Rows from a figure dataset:
• • •
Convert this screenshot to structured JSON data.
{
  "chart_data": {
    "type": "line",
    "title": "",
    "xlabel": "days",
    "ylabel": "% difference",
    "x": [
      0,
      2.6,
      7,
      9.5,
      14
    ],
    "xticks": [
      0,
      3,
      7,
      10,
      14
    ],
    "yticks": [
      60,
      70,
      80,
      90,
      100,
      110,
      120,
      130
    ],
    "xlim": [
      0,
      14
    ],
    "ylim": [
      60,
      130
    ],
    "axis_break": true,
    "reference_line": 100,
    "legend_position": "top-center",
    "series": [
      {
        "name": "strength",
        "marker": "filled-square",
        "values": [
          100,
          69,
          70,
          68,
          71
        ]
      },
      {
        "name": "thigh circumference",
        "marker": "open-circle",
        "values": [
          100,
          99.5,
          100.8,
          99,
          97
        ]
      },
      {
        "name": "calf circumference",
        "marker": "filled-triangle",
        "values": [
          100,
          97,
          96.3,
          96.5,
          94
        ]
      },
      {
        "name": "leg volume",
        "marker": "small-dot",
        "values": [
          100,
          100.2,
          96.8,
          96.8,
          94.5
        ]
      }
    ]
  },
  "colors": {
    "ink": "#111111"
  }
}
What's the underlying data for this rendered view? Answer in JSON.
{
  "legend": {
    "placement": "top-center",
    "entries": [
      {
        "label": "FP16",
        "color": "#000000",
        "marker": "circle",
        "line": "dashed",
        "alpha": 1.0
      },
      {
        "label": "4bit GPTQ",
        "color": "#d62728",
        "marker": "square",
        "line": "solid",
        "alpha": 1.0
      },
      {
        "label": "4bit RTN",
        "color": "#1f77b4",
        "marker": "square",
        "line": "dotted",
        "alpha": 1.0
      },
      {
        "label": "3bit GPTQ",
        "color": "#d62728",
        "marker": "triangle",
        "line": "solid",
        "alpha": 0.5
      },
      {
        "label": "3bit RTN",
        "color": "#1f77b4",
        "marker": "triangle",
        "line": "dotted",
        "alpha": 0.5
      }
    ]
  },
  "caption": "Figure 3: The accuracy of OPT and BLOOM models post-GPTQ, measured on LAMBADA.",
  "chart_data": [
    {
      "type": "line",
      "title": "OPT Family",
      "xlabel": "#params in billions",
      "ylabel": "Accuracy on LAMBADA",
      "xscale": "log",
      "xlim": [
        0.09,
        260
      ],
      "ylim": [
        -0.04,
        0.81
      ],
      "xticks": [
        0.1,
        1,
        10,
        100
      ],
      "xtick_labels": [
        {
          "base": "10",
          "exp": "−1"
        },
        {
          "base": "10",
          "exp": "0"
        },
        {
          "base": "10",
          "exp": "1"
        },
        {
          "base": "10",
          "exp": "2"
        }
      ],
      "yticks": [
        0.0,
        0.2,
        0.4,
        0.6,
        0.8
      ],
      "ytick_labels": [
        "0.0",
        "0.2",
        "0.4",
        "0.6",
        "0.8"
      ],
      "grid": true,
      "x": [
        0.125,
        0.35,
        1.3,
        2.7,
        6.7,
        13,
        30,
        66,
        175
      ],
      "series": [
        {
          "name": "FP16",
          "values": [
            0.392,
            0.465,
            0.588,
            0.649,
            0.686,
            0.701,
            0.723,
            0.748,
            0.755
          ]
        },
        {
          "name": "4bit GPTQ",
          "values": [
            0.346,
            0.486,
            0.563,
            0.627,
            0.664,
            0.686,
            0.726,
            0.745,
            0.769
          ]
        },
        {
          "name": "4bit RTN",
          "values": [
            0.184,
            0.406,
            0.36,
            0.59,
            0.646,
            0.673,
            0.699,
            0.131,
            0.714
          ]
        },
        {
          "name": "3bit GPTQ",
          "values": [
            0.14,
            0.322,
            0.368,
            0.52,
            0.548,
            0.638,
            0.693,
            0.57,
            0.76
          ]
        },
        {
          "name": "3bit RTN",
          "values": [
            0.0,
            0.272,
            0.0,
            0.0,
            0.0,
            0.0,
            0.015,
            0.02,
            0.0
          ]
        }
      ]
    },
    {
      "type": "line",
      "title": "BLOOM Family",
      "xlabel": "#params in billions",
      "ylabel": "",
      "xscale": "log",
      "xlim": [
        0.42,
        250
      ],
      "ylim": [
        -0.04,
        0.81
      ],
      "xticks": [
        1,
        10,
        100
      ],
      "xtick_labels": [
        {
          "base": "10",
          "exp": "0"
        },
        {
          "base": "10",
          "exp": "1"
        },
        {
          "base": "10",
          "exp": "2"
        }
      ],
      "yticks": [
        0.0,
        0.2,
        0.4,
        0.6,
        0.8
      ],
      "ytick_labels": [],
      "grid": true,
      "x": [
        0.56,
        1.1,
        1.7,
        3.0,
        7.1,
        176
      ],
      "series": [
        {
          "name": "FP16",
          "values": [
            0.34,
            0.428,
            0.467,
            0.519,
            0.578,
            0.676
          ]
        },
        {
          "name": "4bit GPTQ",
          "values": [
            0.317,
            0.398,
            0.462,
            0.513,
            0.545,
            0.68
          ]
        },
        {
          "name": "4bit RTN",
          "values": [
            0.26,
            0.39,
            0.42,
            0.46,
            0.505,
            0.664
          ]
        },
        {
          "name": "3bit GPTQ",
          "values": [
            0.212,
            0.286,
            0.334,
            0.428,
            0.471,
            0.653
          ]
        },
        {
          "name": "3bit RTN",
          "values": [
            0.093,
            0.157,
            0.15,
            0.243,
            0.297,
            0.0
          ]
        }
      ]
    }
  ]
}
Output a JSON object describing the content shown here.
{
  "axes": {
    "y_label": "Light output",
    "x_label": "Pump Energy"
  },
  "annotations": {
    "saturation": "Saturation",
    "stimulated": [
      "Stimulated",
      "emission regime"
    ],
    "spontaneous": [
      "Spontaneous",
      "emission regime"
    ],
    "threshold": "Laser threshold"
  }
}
• • •
Task goal: Give back, exactly as written, the lines from the one with "Output a JSON" to the last line.

Response:
Output a JSON object describing the content shown here.
{
  "axes": {
    "y_label": "Light output",
    "x_label": "Pump Energy"
  },
  "annotations": {
    "saturation": "Saturation",
    "stimulated": [
      "Stimulated",
      "emission regime"
    ],
    "spontaneous": [
      "Spontaneous",
      "emission regime"
    ],
    "threshold": "Laser threshold"
  }
}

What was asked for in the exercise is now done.